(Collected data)
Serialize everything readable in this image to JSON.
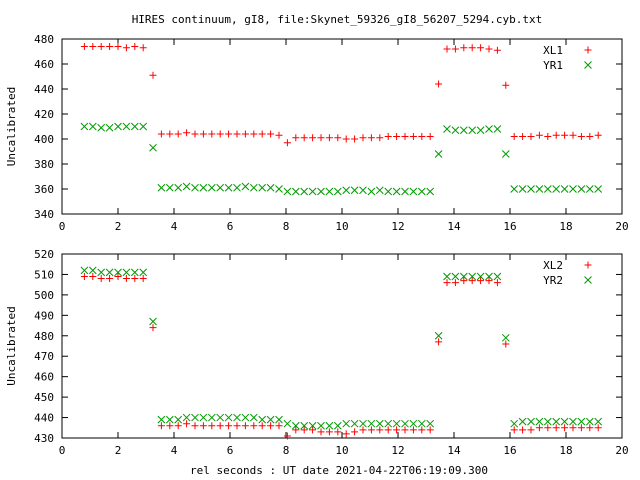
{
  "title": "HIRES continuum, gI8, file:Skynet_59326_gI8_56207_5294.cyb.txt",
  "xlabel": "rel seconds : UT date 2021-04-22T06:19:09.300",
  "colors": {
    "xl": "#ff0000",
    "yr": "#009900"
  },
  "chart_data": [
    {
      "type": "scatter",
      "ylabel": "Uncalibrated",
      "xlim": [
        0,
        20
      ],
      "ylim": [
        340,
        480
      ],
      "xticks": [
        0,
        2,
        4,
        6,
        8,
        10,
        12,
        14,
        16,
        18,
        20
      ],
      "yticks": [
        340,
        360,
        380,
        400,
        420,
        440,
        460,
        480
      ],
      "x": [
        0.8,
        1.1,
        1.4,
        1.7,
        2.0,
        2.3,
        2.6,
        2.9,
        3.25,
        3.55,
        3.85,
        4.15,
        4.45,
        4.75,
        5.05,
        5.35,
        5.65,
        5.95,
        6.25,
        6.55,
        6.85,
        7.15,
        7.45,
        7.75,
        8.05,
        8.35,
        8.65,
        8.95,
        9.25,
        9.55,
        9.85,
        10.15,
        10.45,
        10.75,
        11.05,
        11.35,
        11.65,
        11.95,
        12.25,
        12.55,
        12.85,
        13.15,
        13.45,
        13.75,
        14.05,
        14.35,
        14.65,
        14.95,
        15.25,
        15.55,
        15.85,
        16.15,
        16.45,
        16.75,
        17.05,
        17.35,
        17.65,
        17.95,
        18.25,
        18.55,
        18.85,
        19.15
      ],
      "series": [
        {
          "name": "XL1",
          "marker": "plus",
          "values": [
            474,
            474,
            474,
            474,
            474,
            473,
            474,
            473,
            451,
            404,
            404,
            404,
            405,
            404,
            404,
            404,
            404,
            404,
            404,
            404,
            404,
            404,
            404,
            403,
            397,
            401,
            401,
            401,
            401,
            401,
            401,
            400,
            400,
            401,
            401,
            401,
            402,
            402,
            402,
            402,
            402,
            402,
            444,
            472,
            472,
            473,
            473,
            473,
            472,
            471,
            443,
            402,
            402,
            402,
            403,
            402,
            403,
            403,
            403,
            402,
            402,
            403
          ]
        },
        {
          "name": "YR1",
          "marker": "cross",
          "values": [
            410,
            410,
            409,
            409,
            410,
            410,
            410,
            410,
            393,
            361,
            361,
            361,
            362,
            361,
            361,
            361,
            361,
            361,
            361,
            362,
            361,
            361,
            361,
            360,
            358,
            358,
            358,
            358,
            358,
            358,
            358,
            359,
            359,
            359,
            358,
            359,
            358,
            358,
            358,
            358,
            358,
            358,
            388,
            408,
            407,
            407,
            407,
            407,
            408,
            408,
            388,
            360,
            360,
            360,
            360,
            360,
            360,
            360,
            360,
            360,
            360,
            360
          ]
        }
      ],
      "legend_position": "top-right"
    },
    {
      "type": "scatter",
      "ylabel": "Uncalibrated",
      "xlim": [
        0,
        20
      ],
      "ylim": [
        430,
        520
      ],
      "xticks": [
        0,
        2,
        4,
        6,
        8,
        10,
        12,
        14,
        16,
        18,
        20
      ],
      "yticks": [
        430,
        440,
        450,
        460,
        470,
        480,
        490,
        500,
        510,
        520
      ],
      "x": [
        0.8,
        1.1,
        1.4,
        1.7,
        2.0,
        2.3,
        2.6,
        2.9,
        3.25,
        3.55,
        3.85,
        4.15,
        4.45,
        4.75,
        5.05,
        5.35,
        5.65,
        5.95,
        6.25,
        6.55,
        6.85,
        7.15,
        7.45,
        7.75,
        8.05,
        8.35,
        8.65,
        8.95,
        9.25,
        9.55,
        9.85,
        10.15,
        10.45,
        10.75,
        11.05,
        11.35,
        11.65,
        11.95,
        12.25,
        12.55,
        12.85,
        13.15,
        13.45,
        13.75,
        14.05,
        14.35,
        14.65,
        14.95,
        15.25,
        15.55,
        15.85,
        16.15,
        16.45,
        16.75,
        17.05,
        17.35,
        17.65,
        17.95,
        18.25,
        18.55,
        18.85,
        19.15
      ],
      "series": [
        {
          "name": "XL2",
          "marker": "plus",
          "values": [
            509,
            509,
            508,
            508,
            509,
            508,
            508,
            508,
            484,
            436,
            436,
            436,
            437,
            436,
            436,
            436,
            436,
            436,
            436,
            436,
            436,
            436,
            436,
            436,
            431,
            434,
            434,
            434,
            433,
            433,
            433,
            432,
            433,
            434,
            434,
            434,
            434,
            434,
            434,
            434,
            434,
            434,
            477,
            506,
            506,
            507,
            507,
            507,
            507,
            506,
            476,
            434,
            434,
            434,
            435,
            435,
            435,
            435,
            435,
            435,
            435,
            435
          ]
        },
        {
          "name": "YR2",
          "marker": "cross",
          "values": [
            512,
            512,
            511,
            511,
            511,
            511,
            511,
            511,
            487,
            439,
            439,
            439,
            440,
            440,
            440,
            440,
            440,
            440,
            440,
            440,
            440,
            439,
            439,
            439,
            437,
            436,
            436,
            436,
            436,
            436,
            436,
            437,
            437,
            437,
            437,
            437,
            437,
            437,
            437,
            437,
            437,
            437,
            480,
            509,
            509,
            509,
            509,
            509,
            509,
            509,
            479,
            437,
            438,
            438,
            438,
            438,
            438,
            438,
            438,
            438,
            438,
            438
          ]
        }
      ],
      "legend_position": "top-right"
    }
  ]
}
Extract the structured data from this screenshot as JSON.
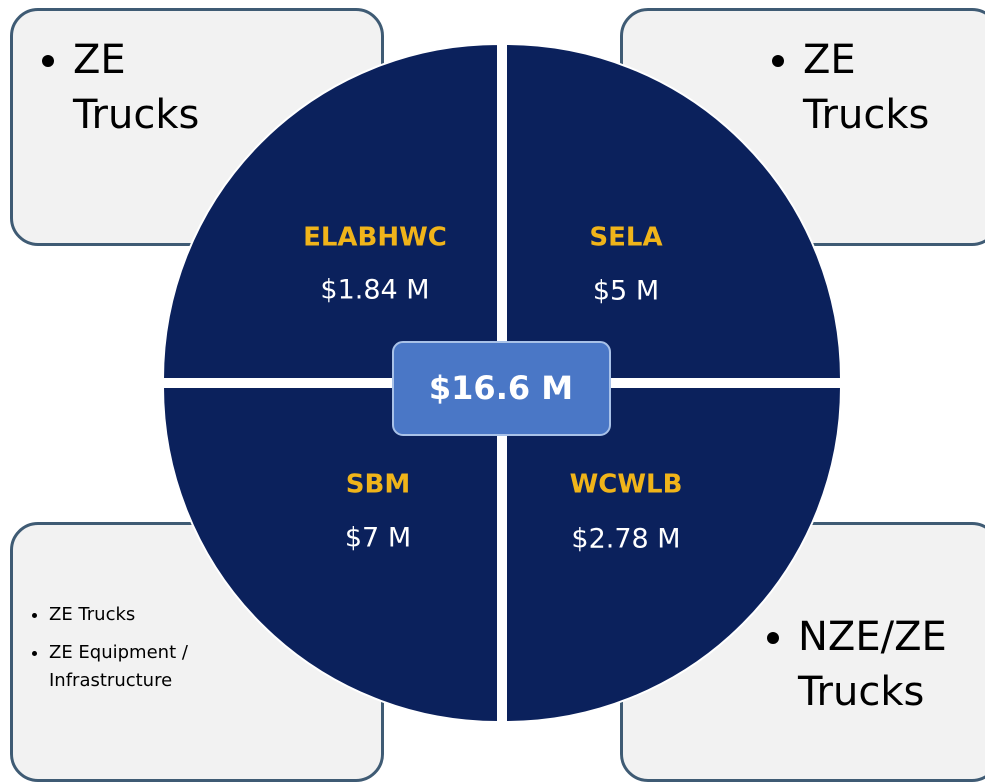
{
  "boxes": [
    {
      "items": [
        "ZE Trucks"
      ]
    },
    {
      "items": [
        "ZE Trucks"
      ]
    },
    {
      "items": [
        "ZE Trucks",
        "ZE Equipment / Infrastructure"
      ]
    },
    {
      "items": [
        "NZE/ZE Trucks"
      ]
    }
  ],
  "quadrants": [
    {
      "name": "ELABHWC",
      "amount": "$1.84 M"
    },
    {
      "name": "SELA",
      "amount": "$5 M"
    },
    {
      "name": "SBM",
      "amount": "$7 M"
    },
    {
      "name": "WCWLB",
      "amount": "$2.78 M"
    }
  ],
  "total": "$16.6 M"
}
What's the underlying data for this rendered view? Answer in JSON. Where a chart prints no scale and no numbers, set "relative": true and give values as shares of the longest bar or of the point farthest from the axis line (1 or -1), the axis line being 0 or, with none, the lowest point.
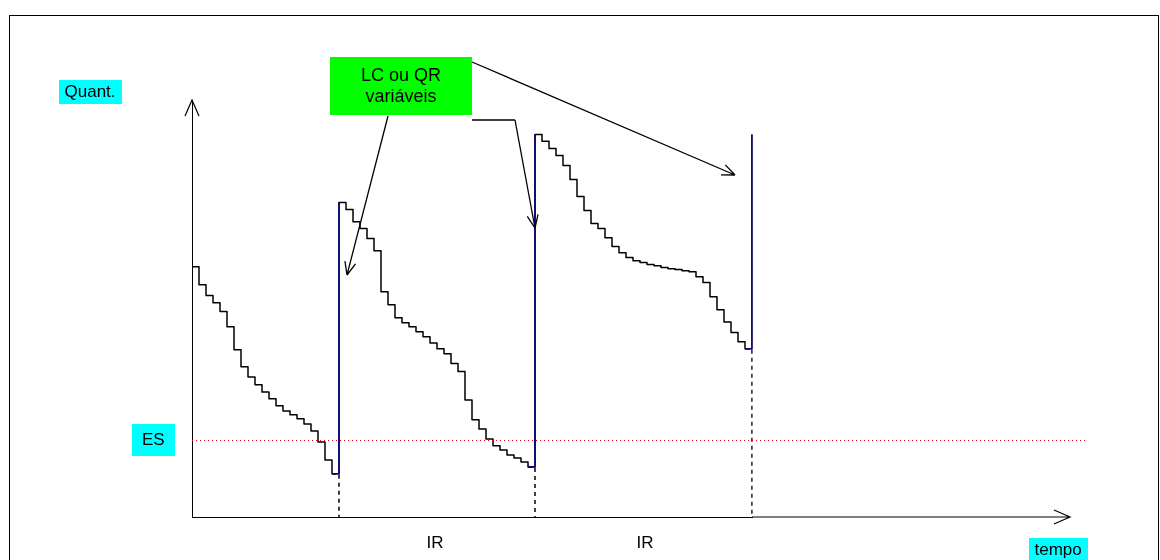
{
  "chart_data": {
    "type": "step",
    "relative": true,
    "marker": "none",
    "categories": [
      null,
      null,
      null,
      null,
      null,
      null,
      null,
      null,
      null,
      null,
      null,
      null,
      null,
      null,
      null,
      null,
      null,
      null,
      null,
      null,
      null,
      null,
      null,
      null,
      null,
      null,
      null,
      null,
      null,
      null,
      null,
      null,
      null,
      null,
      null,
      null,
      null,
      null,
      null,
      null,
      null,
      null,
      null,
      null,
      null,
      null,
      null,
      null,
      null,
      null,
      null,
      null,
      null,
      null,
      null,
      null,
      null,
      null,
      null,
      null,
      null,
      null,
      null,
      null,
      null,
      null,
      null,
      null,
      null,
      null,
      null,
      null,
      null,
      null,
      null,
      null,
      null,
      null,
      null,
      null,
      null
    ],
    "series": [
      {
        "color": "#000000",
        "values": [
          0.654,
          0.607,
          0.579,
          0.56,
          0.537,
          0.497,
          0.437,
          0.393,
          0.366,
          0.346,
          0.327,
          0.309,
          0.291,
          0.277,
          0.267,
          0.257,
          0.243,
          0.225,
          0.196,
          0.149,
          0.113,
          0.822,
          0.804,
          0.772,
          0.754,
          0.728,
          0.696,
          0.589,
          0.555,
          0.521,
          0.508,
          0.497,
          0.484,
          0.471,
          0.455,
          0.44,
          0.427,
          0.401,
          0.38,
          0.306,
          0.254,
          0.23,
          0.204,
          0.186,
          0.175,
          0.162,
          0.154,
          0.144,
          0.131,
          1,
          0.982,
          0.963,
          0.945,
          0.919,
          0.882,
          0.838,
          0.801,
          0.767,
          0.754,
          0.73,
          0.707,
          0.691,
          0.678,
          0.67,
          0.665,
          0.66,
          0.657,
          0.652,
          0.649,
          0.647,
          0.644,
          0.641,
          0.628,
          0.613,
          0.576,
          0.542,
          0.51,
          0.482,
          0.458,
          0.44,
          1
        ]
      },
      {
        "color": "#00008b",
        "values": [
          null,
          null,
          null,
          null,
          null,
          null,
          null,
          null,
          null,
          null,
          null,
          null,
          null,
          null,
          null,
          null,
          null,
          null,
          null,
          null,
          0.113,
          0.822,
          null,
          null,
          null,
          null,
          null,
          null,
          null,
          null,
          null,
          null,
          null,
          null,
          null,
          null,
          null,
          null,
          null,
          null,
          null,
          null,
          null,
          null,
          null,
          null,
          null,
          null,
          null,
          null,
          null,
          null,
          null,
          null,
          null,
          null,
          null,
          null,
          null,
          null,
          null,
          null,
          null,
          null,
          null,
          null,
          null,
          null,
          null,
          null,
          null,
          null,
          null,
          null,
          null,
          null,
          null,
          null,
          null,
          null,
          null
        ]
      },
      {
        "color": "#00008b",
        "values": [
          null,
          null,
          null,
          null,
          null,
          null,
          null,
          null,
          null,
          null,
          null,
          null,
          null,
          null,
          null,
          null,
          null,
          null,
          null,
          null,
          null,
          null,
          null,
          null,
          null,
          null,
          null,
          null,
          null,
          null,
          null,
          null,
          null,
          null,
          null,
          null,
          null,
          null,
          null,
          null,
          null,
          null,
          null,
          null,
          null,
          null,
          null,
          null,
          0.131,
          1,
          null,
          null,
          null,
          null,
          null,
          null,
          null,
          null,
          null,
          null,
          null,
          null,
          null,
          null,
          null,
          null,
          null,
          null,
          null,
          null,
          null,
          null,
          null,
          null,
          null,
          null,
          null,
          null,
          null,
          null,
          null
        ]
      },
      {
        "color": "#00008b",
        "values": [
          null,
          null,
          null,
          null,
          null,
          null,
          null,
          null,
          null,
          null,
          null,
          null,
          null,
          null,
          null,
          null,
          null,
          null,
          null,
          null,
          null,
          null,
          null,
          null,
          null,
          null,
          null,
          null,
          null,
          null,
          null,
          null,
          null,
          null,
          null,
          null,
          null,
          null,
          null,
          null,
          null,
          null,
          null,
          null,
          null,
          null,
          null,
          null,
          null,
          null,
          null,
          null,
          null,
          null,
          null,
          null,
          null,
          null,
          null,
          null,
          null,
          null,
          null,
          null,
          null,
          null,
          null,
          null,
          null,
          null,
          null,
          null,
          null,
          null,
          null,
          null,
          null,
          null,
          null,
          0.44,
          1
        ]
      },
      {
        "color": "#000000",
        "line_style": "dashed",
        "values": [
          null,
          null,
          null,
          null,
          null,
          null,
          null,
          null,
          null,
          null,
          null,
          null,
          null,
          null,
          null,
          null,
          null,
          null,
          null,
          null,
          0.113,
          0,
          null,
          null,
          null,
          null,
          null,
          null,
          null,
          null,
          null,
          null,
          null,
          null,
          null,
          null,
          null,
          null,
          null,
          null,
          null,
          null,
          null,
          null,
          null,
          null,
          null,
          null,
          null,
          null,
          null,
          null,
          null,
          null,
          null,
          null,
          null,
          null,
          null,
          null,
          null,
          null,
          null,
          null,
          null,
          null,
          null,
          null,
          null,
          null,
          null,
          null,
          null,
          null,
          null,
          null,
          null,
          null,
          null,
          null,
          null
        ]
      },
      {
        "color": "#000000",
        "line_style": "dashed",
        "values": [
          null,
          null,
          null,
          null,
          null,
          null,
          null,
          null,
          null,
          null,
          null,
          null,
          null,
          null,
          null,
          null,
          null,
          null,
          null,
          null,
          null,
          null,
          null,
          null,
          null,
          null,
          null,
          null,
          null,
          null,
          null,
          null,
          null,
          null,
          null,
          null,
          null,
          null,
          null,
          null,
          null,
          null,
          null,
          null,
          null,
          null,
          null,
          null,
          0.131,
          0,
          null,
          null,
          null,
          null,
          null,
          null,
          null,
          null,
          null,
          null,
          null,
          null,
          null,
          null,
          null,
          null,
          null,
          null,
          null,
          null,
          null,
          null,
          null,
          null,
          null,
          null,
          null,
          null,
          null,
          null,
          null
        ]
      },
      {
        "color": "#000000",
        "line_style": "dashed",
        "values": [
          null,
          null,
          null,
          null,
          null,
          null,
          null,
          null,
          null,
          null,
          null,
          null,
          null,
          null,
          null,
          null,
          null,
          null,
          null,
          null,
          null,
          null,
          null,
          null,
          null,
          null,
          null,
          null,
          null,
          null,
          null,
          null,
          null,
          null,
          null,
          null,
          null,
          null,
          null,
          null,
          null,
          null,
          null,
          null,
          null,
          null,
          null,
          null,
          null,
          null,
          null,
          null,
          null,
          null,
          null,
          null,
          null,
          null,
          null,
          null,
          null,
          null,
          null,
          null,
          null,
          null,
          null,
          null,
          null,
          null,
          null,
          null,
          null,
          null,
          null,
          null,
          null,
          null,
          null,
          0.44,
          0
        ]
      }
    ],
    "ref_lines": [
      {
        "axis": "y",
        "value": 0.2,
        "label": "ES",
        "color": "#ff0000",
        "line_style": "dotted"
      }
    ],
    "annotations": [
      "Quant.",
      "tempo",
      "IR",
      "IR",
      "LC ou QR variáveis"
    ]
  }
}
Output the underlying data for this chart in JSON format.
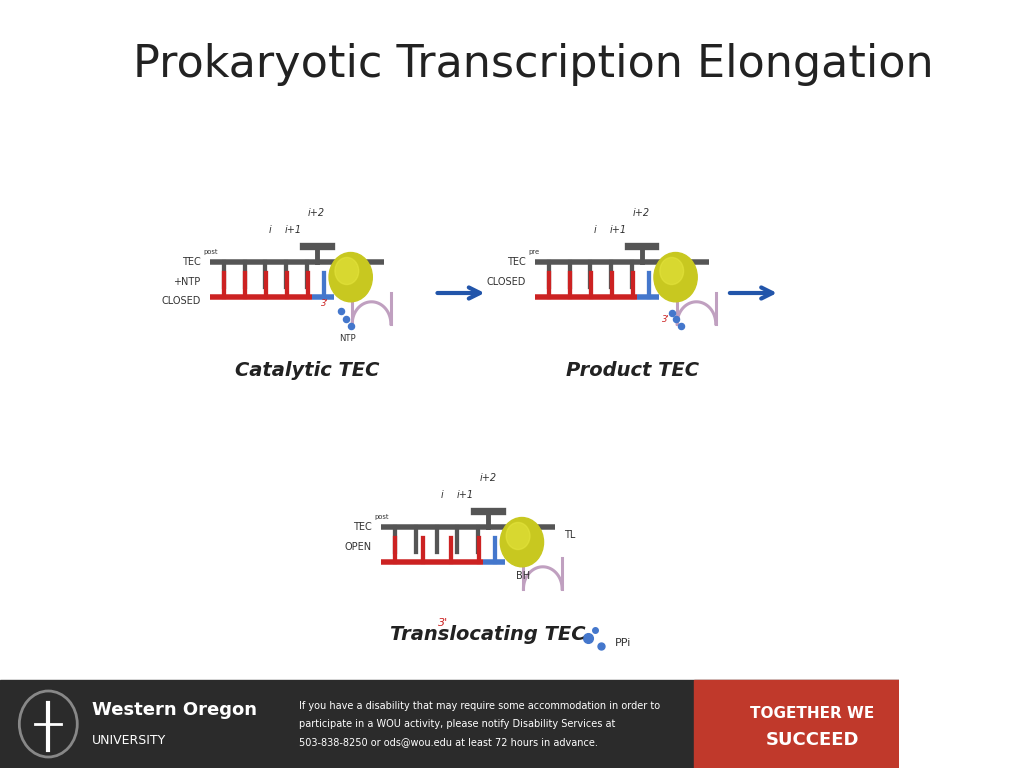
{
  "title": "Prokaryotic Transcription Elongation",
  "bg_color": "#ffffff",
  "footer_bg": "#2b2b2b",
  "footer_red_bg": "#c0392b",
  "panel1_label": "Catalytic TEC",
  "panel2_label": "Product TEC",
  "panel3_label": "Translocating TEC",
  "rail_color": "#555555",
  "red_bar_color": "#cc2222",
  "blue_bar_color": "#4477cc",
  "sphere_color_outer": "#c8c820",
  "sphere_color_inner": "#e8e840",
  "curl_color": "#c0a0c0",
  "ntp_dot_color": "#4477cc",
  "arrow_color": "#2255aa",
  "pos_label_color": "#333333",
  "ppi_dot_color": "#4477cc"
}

WHAT YOU SHOULD DO →
Print each line from the one containing "Output the underlying" through the last line of the listing, both included, exactly and with no pictures.

FINISHED EXERCISE →
Output the underlying data for this chart in JSON format.
{
  "title": "Prokaryotic Transcription Elongation",
  "bg_color": "#ffffff",
  "footer_bg": "#2b2b2b",
  "footer_red_bg": "#c0392b",
  "panel1_label": "Catalytic TEC",
  "panel2_label": "Product TEC",
  "panel3_label": "Translocating TEC",
  "rail_color": "#555555",
  "red_bar_color": "#cc2222",
  "blue_bar_color": "#4477cc",
  "sphere_color_outer": "#c8c820",
  "sphere_color_inner": "#e8e840",
  "curl_color": "#c0a0c0",
  "ntp_dot_color": "#4477cc",
  "arrow_color": "#2255aa",
  "pos_label_color": "#333333",
  "ppi_dot_color": "#4477cc"
}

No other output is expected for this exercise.